-- Start Given records --
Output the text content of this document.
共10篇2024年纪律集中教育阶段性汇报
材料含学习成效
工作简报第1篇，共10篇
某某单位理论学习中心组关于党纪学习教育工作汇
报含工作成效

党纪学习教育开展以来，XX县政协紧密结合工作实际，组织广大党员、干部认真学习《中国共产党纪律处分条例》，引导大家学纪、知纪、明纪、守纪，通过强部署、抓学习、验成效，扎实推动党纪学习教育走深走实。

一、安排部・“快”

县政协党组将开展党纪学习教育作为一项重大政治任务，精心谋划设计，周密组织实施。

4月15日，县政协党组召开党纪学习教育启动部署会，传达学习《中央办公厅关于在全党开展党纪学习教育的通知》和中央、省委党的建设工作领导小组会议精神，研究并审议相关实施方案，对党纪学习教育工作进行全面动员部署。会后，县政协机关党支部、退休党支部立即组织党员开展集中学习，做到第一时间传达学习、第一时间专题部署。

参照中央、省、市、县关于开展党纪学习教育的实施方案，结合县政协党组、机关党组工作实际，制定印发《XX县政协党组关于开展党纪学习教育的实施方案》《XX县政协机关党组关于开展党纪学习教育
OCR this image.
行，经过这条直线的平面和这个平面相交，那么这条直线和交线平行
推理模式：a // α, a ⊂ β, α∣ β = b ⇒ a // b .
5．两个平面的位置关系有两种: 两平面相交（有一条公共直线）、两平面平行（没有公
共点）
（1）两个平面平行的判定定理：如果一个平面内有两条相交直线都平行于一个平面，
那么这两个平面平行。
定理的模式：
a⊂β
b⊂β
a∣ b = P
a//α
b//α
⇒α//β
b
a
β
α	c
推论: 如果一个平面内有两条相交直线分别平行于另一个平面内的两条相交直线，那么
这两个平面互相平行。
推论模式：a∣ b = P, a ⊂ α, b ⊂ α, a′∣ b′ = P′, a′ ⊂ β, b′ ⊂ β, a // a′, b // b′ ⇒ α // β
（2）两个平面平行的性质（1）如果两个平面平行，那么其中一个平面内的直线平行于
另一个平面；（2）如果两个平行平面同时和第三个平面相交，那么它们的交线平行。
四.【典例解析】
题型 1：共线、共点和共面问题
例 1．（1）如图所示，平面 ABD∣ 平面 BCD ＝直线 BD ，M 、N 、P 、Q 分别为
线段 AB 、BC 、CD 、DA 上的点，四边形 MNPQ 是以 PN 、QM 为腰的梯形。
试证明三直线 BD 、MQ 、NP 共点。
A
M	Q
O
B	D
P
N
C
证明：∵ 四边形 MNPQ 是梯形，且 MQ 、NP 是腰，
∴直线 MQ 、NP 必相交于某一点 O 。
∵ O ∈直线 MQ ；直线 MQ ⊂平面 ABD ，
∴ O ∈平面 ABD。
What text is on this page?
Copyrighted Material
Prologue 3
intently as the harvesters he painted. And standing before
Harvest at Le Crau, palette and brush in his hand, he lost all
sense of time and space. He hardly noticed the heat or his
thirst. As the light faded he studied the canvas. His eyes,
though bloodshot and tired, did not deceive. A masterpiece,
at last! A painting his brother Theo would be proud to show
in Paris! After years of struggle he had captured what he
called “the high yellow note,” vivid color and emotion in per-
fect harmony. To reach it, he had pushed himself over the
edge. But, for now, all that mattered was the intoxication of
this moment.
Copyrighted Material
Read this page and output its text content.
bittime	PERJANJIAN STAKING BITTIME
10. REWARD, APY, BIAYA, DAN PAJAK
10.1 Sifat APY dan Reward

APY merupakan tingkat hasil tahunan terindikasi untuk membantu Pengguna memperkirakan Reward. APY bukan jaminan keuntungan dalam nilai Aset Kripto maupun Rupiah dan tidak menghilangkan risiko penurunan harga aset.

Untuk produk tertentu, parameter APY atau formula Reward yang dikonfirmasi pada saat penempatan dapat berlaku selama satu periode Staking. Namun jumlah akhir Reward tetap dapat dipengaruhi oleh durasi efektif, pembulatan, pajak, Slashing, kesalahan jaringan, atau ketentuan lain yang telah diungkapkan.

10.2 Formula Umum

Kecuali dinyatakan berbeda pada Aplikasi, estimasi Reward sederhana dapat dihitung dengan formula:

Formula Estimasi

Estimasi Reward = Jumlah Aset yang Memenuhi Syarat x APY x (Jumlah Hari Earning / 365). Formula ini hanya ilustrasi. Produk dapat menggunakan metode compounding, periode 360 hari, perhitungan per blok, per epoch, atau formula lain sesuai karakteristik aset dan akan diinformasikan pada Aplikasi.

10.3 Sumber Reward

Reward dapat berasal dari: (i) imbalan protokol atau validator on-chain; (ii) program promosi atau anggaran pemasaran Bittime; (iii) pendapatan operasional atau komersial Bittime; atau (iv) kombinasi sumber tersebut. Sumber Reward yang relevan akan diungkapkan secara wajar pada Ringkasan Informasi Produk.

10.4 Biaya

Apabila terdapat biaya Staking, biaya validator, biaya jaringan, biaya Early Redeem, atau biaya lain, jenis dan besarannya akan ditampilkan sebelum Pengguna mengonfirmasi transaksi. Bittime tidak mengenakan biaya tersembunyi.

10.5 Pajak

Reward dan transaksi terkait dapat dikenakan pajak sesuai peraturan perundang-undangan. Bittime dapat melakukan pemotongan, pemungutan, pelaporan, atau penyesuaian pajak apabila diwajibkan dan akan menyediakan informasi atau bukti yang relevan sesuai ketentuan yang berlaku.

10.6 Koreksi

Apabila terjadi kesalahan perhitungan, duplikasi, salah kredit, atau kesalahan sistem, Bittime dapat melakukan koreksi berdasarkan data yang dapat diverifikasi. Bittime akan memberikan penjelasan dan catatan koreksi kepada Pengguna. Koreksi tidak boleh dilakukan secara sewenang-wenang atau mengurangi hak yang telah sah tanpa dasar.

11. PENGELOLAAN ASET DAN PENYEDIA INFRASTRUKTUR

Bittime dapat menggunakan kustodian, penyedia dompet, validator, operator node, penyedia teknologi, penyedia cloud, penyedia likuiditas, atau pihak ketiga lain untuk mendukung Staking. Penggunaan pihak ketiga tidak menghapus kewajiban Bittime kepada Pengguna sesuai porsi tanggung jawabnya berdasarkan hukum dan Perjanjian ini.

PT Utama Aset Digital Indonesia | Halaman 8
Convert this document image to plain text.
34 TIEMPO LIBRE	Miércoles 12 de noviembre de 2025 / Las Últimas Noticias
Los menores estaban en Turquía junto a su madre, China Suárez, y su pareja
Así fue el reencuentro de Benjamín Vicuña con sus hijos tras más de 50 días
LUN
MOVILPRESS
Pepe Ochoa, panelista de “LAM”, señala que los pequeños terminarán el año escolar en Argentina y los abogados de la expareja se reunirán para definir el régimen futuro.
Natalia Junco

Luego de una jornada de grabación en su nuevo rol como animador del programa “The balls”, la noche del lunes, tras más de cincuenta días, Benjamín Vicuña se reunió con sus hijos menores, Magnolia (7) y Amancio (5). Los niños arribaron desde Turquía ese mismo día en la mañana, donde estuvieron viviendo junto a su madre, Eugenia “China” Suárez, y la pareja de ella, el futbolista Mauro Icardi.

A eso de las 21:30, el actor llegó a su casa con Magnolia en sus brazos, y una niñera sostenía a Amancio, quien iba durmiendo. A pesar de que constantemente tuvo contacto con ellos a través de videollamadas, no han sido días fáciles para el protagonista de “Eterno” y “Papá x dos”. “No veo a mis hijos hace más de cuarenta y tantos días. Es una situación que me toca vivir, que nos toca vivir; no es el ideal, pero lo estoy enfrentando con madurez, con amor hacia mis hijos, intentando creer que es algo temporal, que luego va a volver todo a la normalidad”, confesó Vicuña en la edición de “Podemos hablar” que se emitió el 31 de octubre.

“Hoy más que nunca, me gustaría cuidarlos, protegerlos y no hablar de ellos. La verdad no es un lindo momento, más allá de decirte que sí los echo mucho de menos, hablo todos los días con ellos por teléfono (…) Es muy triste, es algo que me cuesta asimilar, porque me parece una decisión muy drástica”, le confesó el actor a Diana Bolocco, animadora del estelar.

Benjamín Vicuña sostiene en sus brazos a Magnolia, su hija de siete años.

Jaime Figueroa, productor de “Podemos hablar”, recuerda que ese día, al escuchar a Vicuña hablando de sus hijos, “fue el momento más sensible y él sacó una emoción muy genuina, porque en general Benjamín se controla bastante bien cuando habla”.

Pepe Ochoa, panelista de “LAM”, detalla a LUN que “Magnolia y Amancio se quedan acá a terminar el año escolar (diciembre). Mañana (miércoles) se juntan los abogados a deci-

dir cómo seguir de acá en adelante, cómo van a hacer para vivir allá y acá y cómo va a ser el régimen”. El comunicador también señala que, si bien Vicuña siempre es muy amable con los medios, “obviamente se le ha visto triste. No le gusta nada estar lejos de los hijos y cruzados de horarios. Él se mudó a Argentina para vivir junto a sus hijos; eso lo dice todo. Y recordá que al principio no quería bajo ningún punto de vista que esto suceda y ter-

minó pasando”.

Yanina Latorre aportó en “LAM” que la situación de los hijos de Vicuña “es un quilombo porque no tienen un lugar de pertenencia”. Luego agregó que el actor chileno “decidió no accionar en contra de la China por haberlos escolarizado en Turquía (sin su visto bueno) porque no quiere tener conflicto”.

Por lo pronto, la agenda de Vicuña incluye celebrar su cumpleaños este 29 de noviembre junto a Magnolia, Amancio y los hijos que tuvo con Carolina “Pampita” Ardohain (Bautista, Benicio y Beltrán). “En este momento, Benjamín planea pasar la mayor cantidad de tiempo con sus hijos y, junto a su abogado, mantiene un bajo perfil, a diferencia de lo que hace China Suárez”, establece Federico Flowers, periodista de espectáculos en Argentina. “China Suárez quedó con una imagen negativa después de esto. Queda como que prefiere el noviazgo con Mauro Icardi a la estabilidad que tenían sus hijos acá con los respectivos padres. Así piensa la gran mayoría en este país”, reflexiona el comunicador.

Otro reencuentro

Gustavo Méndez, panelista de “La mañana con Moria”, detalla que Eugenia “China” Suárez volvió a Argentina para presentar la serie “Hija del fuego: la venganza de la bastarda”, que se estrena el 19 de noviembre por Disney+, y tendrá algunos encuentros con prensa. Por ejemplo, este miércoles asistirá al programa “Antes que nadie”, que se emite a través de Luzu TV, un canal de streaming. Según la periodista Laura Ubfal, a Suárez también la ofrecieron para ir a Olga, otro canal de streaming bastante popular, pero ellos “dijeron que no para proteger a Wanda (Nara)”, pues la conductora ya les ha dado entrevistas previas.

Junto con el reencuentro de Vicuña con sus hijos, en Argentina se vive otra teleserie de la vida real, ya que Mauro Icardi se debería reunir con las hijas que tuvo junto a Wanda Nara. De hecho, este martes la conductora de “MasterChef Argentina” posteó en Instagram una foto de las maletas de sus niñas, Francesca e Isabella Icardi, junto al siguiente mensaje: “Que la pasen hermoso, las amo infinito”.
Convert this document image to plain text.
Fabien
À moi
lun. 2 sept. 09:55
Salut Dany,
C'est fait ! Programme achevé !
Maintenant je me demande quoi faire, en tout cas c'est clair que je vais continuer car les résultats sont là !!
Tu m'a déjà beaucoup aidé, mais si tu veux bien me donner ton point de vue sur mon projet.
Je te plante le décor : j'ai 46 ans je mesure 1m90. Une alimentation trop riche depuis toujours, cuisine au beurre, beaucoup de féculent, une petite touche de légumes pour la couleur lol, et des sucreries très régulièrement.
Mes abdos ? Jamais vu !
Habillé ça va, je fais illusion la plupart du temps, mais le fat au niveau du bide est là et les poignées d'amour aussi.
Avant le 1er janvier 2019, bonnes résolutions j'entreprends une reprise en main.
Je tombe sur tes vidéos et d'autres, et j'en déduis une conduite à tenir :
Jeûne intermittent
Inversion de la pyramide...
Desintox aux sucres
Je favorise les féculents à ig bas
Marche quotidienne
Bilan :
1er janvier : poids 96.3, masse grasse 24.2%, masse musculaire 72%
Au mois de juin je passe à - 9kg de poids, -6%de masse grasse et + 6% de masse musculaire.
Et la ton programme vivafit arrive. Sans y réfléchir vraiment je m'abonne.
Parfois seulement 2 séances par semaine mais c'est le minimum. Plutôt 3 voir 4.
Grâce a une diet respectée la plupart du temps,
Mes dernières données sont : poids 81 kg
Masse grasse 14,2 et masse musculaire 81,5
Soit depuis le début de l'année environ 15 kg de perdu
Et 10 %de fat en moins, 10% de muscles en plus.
-- End Given records --
§ **Brief**: Locate all lines in the listing above with the word "Pepe". Copy them.

§ **Answer**:
Pepe Ochoa, panelista de “LAM”, señala que los pequeños terminarán el año escolar en Argentina y los abogados de la expareja se reunirán para definir el régimen futuro.
Pepe Ochoa, panelista de “LAM”, detalla a LUN que “Magnolia y Amancio se quedan acá a terminar el año escolar (diciembre). Mañana (miércoles) se juntan los abogados a deci-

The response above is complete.